TASK TO COMPLETE: Restate each entry word for word, leaving nothing out.

[start]

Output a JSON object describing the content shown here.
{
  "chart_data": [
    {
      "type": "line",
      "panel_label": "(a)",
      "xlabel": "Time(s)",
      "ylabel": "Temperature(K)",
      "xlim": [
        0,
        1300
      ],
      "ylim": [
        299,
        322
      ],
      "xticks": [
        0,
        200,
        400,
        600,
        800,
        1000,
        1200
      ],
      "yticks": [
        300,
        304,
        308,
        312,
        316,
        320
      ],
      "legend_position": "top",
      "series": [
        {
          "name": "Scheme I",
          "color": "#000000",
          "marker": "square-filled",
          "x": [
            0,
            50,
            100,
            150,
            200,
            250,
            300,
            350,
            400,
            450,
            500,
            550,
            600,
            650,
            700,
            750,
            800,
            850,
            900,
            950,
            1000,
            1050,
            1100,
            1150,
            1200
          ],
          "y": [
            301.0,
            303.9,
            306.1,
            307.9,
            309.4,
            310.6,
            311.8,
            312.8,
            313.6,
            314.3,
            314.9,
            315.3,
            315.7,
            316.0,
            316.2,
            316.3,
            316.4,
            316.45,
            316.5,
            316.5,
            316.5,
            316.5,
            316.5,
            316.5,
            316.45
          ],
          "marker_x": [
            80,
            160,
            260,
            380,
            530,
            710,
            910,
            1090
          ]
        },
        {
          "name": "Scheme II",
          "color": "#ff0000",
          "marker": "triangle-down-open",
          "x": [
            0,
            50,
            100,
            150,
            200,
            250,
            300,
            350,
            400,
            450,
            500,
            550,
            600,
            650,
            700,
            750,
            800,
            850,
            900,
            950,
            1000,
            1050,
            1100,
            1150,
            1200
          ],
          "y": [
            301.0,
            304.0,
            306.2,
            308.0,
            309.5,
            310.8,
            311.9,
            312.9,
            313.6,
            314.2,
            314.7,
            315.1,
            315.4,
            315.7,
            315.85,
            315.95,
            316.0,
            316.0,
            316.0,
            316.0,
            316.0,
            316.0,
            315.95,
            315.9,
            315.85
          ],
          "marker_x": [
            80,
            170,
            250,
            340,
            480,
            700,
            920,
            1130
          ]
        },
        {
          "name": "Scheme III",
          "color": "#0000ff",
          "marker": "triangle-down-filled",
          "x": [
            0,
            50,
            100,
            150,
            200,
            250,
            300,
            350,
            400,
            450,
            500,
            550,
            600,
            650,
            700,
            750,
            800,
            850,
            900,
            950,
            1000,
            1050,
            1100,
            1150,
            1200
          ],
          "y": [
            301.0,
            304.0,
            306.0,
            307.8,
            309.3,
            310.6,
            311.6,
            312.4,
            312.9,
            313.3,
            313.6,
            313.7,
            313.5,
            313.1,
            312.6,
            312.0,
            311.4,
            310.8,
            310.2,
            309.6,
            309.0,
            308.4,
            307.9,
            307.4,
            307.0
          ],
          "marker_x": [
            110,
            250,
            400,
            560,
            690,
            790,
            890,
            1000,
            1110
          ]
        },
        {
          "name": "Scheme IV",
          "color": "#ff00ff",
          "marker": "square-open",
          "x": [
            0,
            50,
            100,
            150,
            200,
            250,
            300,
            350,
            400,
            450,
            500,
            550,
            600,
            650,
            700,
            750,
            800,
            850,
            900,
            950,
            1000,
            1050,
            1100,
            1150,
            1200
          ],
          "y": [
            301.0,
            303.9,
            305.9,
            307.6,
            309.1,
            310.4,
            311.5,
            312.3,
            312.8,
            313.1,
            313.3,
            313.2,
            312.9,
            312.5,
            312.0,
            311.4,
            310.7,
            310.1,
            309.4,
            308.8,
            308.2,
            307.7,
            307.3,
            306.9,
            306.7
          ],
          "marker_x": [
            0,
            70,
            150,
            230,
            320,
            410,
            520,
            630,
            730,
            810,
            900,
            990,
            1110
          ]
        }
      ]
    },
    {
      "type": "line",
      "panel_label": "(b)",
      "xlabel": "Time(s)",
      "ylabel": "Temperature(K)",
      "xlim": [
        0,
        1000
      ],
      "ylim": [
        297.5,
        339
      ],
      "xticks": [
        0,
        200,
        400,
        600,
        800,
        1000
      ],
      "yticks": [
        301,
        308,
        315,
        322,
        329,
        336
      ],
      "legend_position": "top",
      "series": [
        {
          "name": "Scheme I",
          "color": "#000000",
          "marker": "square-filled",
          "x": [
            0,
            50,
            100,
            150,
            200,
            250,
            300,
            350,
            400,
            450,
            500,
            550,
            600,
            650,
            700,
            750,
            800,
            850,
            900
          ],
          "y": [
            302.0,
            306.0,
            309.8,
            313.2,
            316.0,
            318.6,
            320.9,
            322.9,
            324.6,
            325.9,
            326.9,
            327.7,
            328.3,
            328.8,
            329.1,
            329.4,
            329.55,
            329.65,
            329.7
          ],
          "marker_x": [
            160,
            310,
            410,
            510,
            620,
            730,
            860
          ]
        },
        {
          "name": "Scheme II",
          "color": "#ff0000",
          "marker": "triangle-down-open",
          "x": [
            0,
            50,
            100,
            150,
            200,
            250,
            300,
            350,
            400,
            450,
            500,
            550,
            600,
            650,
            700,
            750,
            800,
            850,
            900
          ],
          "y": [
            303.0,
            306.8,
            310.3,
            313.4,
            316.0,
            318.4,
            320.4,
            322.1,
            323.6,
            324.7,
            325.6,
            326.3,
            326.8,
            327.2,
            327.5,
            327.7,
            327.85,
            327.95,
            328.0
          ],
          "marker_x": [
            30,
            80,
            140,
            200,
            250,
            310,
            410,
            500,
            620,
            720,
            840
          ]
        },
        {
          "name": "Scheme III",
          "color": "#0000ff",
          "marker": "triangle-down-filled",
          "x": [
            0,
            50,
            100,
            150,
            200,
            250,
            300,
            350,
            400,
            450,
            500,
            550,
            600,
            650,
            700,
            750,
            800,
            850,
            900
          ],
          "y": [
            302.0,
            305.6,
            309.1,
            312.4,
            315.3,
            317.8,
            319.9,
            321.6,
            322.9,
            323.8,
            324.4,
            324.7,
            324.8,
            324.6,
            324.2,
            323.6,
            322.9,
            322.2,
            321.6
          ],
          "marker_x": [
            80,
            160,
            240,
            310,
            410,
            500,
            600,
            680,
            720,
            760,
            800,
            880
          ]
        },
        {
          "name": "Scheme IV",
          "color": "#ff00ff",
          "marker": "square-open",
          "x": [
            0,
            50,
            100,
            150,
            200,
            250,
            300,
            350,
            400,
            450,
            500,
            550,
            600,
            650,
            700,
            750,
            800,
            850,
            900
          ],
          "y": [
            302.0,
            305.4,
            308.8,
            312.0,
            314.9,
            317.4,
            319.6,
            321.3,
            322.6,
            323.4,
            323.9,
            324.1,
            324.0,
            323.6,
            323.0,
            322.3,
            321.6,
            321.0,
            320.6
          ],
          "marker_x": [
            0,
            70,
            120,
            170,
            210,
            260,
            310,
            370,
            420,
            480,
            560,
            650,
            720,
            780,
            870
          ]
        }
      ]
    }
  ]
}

[end]

FULL RESPONSE:
Output a JSON object describing the content shown here.
{
  "chart_data": [
    {
      "type": "line",
      "panel_label": "(a)",
      "xlabel": "Time(s)",
      "ylabel": "Temperature(K)",
      "xlim": [
        0,
        1300
      ],
      "ylim": [
        299,
        322
      ],
      "xticks": [
        0,
        200,
        400,
        600,
        800,
        1000,
        1200
      ],
      "yticks": [
        300,
        304,
        308,
        312,
        316,
        320
      ],
      "legend_position": "top",
      "series": [
        {
          "name": "Scheme I",
          "color": "#000000",
          "marker": "square-filled",
          "x": [
            0,
            50,
            100,
            150,
            200,
            250,
            300,
            350,
            400,
            450,
            500,
            550,
            600,
            650,
            700,
            750,
            800,
            850,
            900,
            950,
            1000,
            1050,
            1100,
            1150,
            1200
          ],
          "y": [
            301.0,
            303.9,
            306.1,
            307.9,
            309.4,
            310.6,
            311.8,
            312.8,
            313.6,
            314.3,
            314.9,
            315.3,
            315.7,
            316.0,
            316.2,
            316.3,
            316.4,
            316.45,
            316.5,
            316.5,
            316.5,
            316.5,
            316.5,
            316.5,
            316.45
          ],
          "marker_x": [
            80,
            160,
            260,
            380,
            530,
            710,
            910,
            1090
          ]
        },
        {
          "name": "Scheme II",
          "color": "#ff0000",
          "marker": "triangle-down-open",
          "x": [
            0,
            50,
            100,
            150,
            200,
            250,
            300,
            350,
            400,
            450,
            500,
            550,
            600,
            650,
            700,
            750,
            800,
            850,
            900,
            950,
            1000,
            1050,
            1100,
            1150,
            1200
          ],
          "y": [
            301.0,
            304.0,
            306.2,
            308.0,
            309.5,
            310.8,
            311.9,
            312.9,
            313.6,
            314.2,
            314.7,
            315.1,
            315.4,
            315.7,
            315.85,
            315.95,
            316.0,
            316.0,
            316.0,
            316.0,
            316.0,
            316.0,
            315.95,
            315.9,
            315.85
          ],
          "marker_x": [
            80,
            170,
            250,
            340,
            480,
            700,
            920,
            1130
          ]
        },
        {
          "name": "Scheme III",
          "color": "#0000ff",
          "marker": "triangle-down-filled",
          "x": [
            0,
            50,
            100,
            150,
            200,
            250,
            300,
            350,
            400,
            450,
            500,
            550,
            600,
            650,
            700,
            750,
            800,
            850,
            900,
            950,
            1000,
            1050,
            1100,
            1150,
            1200
          ],
          "y": [
            301.0,
            304.0,
            306.0,
            307.8,
            309.3,
            310.6,
            311.6,
            312.4,
            312.9,
            313.3,
            313.6,
            313.7,
            313.5,
            313.1,
            312.6,
            312.0,
            311.4,
            310.8,
            310.2,
            309.6,
            309.0,
            308.4,
            307.9,
            307.4,
            307.0
          ],
          "marker_x": [
            110,
            250,
            400,
            560,
            690,
            790,
            890,
            1000,
            1110
          ]
        },
        {
          "name": "Scheme IV",
          "color": "#ff00ff",
          "marker": "square-open",
          "x": [
            0,
            50,
            100,
            150,
            200,
            250,
            300,
            350,
            400,
            450,
            500,
            550,
            600,
            650,
            700,
            750,
            800,
            850,
            900,
            950,
            1000,
            1050,
            1100,
            1150,
            1200
          ],
          "y": [
            301.0,
            303.9,
            305.9,
            307.6,
            309.1,
            310.4,
            311.5,
            312.3,
            312.8,
            313.1,
            313.3,
            313.2,
            312.9,
            312.5,
            312.0,
            311.4,
            310.7,
            310.1,
            309.4,
            308.8,
            308.2,
            307.7,
            307.3,
            306.9,
            306.7
          ],
          "marker_x": [
            0,
            70,
            150,
            230,
            320,
            410,
            520,
            630,
            730,
            810,
            900,
            990,
            1110
          ]
        }
      ]
    },
    {
      "type": "line",
      "panel_label": "(b)",
      "xlabel": "Time(s)",
      "ylabel": "Temperature(K)",
      "xlim": [
        0,
        1000
      ],
      "ylim": [
        297.5,
        339
      ],
      "xticks": [
        0,
        200,
        400,
        600,
        800,
        1000
      ],
      "yticks": [
        301,
        308,
        315,
        322,
        329,
        336
      ],
      "legend_position": "top",
      "series": [
        {
          "name": "Scheme I",
          "color": "#000000",
          "marker": "square-filled",
          "x": [
            0,
            50,
            100,
            150,
            200,
            250,
            300,
            350,
            400,
            450,
            500,
            550,
            600,
            650,
            700,
            750,
            800,
            850,
            900
          ],
          "y": [
            302.0,
            306.0,
            309.8,
            313.2,
            316.0,
            318.6,
            320.9,
            322.9,
            324.6,
            325.9,
            326.9,
            327.7,
            328.3,
            328.8,
            329.1,
            329.4,
            329.55,
            329.65,
            329.7
          ],
          "marker_x": [
            160,
            310,
            410,
            510,
            620,
            730,
            860
          ]
        },
        {
          "name": "Scheme II",
          "color": "#ff0000",
          "marker": "triangle-down-open",
          "x": [
            0,
            50,
            100,
            150,
            200,
            250,
            300,
            350,
            400,
            450,
            500,
            550,
            600,
            650,
            700,
            750,
            800,
            850,
            900
          ],
          "y": [
            303.0,
            306.8,
            310.3,
            313.4,
            316.0,
            318.4,
            320.4,
            322.1,
            323.6,
            324.7,
            325.6,
            326.3,
            326.8,
            327.2,
            327.5,
            327.7,
            327.85,
            327.95,
            328.0
          ],
          "marker_x": [
            30,
            80,
            140,
            200,
            250,
            310,
            410,
            500,
            620,
            720,
            840
          ]
        },
        {
          "name": "Scheme III",
          "color": "#0000ff",
          "marker": "triangle-down-filled",
          "x": [
            0,
            50,
            100,
            150,
            200,
            250,
            300,
            350,
            400,
            450,
            500,
            550,
            600,
            650,
            700,
            750,
            800,
            850,
            900
          ],
          "y": [
            302.0,
            305.6,
            309.1,
            312.4,
            315.3,
            317.8,
            319.9,
            321.6,
            322.9,
            323.8,
            324.4,
            324.7,
            324.8,
            324.6,
            324.2,
            323.6,
            322.9,
            322.2,
            321.6
          ],
          "marker_x": [
            80,
            160,
            240,
            310,
            410,
            500,
            600,
            680,
            720,
            760,
            800,
            880
          ]
        },
        {
          "name": "Scheme IV",
          "color": "#ff00ff",
          "marker": "square-open",
          "x": [
            0,
            50,
            100,
            150,
            200,
            250,
            300,
            350,
            400,
            450,
            500,
            550,
            600,
            650,
            700,
            750,
            800,
            850,
            900
          ],
          "y": [
            302.0,
            305.4,
            308.8,
            312.0,
            314.9,
            317.4,
            319.6,
            321.3,
            322.6,
            323.4,
            323.9,
            324.1,
            324.0,
            323.6,
            323.0,
            322.3,
            321.6,
            321.0,
            320.6
          ],
          "marker_x": [
            0,
            70,
            120,
            170,
            210,
            260,
            310,
            370,
            420,
            480,
            560,
            650,
            720,
            780,
            870
          ]
        }
      ]
    }
  ]
}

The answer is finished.